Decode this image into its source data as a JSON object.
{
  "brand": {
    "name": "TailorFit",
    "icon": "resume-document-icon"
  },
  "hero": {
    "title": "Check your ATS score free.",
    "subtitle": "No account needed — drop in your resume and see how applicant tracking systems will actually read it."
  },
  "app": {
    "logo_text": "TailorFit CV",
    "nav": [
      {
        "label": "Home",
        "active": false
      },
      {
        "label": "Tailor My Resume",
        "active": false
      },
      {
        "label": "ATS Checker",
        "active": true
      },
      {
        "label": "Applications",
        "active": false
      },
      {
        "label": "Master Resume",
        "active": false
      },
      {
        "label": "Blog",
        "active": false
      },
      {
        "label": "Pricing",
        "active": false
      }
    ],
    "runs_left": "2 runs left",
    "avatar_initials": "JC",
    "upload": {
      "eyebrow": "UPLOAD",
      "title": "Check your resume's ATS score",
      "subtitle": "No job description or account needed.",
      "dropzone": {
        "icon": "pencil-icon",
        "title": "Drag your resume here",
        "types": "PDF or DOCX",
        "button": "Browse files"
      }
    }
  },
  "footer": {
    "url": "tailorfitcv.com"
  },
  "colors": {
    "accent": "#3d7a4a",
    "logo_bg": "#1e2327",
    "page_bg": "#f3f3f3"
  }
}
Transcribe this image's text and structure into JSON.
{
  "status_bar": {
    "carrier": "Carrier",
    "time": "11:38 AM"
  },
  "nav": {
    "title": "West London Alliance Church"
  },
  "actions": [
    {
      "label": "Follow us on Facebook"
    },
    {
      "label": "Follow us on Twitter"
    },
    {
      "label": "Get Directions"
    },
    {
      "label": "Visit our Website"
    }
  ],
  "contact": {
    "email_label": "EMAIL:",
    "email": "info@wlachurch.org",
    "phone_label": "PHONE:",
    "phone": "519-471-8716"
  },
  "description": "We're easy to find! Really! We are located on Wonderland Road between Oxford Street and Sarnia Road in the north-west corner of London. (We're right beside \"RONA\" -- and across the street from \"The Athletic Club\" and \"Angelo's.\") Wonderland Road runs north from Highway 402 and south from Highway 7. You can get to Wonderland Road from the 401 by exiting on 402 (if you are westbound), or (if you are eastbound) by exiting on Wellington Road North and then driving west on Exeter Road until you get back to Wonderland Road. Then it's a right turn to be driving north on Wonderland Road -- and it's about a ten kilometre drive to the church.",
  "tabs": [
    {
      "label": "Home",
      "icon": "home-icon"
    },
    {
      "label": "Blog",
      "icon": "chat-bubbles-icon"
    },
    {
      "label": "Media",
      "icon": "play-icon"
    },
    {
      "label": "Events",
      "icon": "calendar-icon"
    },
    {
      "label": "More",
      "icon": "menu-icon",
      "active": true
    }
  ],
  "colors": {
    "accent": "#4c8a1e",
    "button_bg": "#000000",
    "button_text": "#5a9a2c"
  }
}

########################################

WORK REQUIRED - Restate the whole listing exactly, leaving out nothing.

IN RESPONSE -
Decode this image into its source data as a JSON object.
{
  "brand": {
    "name": "TailorFit",
    "icon": "resume-document-icon"
  },
  "hero": {
    "title": "Check your ATS score free.",
    "subtitle": "No account needed — drop in your resume and see how applicant tracking systems will actually read it."
  },
  "app": {
    "logo_text": "TailorFit CV",
    "nav": [
      {
        "label": "Home",
        "active": false
      },
      {
        "label": "Tailor My Resume",
        "active": false
      },
      {
        "label": "ATS Checker",
        "active": true
      },
      {
        "label": "Applications",
        "active": false
      },
      {
        "label": "Master Resume",
        "active": false
      },
      {
        "label": "Blog",
        "active": false
      },
      {
        "label": "Pricing",
        "active": false
      }
    ],
    "runs_left": "2 runs left",
    "avatar_initials": "JC",
    "upload": {
      "eyebrow": "UPLOAD",
      "title": "Check your resume's ATS score",
      "subtitle": "No job description or account needed.",
      "dropzone": {
        "icon": "pencil-icon",
        "title": "Drag your resume here",
        "types": "PDF or DOCX",
        "button": "Browse files"
      }
    }
  },
  "footer": {
    "url": "tailorfitcv.com"
  },
  "colors": {
    "accent": "#3d7a4a",
    "logo_bg": "#1e2327",
    "page_bg": "#f3f3f3"
  }
}
Transcribe this image's text and structure into JSON.
{
  "status_bar": {
    "carrier": "Carrier",
    "time": "11:38 AM"
  },
  "nav": {
    "title": "West London Alliance Church"
  },
  "actions": [
    {
      "label": "Follow us on Facebook"
    },
    {
      "label": "Follow us on Twitter"
    },
    {
      "label": "Get Directions"
    },
    {
      "label": "Visit our Website"
    }
  ],
  "contact": {
    "email_label": "EMAIL:",
    "email": "info@wlachurch.org",
    "phone_label": "PHONE:",
    "phone": "519-471-8716"
  },
  "description": "We're easy to find! Really! We are located on Wonderland Road between Oxford Street and Sarnia Road in the north-west corner of London. (We're right beside \"RONA\" -- and across the street from \"The Athletic Club\" and \"Angelo's.\") Wonderland Road runs north from Highway 402 and south from Highway 7. You can get to Wonderland Road from the 401 by exiting on 402 (if you are westbound), or (if you are eastbound) by exiting on Wellington Road North and then driving west on Exeter Road until you get back to Wonderland Road. Then it's a right turn to be driving north on Wonderland Road -- and it's about a ten kilometre drive to the church.",
  "tabs": [
    {
      "label": "Home",
      "icon": "home-icon"
    },
    {
      "label": "Blog",
      "icon": "chat-bubbles-icon"
    },
    {
      "label": "Media",
      "icon": "play-icon"
    },
    {
      "label": "Events",
      "icon": "calendar-icon"
    },
    {
      "label": "More",
      "icon": "menu-icon",
      "active": true
    }
  ],
  "colors": {
    "accent": "#4c8a1e",
    "button_bg": "#000000",
    "button_text": "#5a9a2c"
  }
}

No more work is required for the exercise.